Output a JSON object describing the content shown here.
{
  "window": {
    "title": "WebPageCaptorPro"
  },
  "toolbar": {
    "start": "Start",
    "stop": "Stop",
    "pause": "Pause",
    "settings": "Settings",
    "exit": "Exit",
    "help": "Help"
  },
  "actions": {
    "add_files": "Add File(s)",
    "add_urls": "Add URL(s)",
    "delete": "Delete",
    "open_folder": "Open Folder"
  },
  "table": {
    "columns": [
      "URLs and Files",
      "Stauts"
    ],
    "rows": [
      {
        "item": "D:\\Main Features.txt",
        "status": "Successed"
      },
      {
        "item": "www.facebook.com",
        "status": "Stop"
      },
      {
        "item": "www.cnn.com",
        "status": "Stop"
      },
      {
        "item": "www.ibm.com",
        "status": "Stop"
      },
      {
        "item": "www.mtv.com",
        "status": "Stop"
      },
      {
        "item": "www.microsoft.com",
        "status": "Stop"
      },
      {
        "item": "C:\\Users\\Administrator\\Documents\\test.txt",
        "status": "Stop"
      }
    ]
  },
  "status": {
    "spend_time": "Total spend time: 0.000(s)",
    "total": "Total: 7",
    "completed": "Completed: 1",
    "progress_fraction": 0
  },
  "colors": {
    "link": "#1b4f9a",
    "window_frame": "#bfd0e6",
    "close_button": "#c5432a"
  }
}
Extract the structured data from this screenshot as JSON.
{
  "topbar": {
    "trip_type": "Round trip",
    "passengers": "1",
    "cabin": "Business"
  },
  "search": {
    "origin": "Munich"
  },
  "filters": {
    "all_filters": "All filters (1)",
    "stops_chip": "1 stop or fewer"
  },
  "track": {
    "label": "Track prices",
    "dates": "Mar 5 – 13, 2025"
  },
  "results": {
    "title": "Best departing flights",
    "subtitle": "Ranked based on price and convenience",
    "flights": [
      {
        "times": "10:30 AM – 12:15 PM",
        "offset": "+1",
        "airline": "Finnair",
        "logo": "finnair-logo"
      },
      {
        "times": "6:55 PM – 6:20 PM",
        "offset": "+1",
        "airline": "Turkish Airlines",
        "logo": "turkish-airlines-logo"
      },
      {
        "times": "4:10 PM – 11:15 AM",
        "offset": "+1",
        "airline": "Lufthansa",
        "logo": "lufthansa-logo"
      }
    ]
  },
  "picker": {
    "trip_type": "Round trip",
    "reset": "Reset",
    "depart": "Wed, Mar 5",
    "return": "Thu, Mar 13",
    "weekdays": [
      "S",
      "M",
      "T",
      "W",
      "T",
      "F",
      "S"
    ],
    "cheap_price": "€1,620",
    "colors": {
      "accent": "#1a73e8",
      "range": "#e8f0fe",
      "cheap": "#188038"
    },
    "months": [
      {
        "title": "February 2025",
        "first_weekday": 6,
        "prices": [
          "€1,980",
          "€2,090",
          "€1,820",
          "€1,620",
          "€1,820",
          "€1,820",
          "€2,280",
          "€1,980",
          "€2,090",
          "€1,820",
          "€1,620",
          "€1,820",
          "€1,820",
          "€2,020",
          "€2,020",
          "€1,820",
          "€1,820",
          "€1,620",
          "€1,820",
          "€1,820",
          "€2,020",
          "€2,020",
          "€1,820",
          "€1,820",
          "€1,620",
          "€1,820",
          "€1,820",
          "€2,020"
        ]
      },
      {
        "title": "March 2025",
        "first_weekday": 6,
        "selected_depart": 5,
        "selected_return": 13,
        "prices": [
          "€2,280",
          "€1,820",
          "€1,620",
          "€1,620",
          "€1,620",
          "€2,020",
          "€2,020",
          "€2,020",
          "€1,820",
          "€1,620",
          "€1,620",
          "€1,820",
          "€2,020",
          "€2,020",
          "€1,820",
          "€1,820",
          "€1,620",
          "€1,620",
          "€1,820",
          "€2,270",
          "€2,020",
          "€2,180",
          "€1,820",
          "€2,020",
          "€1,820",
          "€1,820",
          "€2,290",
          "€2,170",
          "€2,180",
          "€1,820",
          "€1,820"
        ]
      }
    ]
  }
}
---
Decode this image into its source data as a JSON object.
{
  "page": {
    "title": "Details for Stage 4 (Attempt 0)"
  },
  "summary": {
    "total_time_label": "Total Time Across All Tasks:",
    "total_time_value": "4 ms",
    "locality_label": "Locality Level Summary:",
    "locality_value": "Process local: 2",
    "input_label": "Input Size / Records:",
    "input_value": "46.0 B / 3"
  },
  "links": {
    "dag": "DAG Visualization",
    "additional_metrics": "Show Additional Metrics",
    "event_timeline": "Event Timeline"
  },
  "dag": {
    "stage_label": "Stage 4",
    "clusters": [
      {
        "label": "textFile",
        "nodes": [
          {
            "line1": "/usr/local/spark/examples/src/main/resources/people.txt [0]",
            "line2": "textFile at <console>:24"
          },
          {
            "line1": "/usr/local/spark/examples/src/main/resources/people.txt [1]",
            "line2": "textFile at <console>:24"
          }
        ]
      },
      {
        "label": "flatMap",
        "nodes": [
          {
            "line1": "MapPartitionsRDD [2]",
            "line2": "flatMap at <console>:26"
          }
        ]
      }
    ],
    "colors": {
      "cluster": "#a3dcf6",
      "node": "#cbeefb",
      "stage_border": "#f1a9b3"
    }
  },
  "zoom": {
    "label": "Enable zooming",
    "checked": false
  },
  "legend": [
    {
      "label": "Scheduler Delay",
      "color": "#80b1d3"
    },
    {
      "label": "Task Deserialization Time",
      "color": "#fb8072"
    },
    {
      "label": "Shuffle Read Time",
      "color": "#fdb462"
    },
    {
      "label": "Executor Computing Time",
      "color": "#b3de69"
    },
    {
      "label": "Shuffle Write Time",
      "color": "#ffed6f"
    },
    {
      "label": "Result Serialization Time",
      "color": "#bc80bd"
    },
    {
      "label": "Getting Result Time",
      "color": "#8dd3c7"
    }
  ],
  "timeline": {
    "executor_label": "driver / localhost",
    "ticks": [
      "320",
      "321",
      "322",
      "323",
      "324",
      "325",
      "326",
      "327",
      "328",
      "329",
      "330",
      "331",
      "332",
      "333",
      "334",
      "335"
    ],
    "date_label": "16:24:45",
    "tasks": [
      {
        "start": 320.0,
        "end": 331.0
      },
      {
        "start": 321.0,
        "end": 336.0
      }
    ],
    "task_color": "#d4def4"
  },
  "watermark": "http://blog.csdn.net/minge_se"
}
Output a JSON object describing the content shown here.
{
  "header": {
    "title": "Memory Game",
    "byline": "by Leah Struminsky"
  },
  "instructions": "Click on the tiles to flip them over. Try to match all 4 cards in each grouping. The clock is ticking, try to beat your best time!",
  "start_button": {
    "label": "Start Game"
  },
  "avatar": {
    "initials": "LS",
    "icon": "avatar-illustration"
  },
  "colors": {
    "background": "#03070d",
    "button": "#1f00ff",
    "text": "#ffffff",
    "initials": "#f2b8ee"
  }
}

### Aim of the exercise:
Locate the lines above that hold the word "data". Show every one of them.

### Answer to the problem:
Extract the structured data from this screenshot as JSON.
Decode this image into its source data as a JSON object.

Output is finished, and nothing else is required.